(Dataset items)

::::::

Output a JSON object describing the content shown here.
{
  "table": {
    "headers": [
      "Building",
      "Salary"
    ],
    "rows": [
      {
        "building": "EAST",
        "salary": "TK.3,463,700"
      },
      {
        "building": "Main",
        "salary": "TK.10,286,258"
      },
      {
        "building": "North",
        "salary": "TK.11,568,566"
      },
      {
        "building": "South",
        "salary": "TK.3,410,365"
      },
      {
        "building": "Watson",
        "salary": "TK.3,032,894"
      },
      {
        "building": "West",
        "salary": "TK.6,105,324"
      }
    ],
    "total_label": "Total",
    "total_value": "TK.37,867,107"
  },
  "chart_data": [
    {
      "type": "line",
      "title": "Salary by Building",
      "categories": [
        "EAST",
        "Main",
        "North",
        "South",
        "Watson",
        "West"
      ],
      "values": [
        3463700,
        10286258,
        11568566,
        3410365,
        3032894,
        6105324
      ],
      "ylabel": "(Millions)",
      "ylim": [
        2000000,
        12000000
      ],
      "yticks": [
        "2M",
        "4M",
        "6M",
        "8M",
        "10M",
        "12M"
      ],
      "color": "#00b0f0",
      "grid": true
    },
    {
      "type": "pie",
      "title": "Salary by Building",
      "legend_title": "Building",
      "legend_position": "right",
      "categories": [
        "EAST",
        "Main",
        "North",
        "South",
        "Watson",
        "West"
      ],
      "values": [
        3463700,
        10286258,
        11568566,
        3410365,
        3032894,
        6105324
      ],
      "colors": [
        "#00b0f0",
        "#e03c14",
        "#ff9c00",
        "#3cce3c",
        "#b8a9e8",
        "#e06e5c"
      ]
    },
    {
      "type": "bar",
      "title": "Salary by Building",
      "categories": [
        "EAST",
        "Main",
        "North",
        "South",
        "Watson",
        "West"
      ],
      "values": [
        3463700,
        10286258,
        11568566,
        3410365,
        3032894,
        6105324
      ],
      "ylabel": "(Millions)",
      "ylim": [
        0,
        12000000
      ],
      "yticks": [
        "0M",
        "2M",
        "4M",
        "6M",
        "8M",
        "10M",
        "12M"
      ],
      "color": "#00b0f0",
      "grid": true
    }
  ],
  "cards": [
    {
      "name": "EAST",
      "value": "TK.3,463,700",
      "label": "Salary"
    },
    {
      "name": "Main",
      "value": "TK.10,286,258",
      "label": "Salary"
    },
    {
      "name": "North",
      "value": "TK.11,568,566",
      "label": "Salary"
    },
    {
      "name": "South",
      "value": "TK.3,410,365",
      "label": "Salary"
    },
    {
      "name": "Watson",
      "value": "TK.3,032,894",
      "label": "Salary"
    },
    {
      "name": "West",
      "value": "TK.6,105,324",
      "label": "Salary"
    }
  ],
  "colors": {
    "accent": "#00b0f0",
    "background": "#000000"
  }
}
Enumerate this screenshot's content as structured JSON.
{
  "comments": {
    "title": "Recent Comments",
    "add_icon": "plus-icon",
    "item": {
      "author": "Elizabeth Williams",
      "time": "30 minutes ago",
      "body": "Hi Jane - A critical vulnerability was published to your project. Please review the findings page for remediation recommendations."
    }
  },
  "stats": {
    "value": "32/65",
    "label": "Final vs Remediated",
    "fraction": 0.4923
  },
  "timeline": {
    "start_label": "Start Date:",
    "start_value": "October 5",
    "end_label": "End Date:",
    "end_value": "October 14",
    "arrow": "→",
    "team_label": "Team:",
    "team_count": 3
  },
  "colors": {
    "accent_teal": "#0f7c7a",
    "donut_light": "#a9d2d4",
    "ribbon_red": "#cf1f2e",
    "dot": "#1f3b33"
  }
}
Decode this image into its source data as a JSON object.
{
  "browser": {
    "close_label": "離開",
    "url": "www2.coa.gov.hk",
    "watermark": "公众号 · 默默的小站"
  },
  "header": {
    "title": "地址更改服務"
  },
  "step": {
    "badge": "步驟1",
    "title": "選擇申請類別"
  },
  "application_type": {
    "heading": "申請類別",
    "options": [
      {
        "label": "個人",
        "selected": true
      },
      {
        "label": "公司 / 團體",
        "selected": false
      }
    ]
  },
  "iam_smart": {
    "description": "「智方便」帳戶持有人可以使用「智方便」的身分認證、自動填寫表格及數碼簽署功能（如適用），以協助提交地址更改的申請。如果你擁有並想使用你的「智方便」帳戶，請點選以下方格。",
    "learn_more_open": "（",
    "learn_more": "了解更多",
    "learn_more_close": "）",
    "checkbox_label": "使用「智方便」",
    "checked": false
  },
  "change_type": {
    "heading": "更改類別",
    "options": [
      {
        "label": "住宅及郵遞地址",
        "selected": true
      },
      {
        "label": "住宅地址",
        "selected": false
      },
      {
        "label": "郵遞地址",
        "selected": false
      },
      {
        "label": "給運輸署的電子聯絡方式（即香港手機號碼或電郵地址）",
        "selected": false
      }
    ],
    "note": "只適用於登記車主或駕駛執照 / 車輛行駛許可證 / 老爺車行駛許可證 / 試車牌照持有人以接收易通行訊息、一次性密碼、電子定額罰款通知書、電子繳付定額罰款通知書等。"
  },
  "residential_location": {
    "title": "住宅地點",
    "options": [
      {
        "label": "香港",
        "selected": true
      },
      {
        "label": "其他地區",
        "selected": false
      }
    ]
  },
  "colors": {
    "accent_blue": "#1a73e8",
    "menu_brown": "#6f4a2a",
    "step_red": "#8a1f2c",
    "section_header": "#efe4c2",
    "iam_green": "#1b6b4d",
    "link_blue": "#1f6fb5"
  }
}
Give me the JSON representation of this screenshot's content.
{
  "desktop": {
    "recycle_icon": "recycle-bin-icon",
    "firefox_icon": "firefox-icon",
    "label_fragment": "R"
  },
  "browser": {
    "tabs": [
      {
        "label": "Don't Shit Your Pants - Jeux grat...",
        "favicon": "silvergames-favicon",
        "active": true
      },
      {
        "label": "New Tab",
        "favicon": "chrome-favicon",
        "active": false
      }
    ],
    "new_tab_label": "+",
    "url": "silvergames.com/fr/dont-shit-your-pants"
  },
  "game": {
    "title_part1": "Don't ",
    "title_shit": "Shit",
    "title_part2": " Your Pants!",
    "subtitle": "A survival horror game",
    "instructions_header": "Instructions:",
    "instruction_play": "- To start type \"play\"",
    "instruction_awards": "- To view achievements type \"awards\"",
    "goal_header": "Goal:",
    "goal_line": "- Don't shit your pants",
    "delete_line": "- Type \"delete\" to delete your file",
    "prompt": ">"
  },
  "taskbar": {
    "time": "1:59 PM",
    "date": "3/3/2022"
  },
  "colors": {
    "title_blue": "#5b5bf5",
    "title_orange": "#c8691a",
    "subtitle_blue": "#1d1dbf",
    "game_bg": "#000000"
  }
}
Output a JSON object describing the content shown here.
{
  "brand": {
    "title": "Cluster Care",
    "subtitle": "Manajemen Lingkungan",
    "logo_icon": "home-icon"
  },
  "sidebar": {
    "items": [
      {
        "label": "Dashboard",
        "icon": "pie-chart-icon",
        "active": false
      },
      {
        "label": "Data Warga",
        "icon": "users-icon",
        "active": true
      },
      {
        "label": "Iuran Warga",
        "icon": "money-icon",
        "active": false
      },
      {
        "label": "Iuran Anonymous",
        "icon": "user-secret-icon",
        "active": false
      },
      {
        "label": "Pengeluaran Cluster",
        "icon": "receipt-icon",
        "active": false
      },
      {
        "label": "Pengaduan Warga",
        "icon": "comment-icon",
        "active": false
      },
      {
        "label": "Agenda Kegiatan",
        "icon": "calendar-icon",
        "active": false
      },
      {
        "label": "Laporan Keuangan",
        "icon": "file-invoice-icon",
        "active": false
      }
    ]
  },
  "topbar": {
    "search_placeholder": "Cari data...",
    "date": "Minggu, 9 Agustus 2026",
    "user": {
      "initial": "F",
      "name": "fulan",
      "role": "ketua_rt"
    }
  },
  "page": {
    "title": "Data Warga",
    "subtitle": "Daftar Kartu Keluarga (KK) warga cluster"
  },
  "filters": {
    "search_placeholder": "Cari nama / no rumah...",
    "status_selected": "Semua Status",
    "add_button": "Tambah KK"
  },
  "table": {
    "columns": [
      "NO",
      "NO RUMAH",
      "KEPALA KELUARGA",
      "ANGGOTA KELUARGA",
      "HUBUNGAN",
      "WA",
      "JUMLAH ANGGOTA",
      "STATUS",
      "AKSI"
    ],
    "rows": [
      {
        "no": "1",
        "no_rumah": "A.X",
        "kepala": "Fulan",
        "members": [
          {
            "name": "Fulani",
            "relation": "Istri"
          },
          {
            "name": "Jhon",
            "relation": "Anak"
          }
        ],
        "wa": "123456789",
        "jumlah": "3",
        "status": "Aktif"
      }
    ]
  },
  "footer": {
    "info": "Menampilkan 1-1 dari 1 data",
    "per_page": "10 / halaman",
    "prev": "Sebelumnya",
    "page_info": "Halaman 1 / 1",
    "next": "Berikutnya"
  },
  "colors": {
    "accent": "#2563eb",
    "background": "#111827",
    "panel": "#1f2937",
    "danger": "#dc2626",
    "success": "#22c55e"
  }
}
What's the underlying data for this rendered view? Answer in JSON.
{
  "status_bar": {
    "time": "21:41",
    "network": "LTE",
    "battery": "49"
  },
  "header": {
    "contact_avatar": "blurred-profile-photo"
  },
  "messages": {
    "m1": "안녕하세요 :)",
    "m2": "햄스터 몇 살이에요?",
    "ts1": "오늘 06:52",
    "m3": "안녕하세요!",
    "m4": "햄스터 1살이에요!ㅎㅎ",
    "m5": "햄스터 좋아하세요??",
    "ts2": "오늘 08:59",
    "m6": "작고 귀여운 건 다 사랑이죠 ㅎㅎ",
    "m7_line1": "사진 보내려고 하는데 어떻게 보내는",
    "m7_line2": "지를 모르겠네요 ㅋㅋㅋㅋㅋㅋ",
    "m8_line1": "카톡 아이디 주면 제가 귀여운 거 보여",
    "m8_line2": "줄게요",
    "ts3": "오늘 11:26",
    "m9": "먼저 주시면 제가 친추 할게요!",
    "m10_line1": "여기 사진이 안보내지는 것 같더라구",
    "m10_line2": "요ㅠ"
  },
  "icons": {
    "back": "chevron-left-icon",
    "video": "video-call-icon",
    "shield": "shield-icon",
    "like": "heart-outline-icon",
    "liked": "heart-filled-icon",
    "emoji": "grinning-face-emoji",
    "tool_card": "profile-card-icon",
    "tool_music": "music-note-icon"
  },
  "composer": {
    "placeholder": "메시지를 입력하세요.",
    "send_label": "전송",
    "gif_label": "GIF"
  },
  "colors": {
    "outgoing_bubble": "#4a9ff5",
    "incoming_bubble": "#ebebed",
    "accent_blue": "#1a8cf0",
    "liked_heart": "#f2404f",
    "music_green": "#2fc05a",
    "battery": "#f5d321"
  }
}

::::::

Your answer should be a single number: the count of lines that contain "note".

2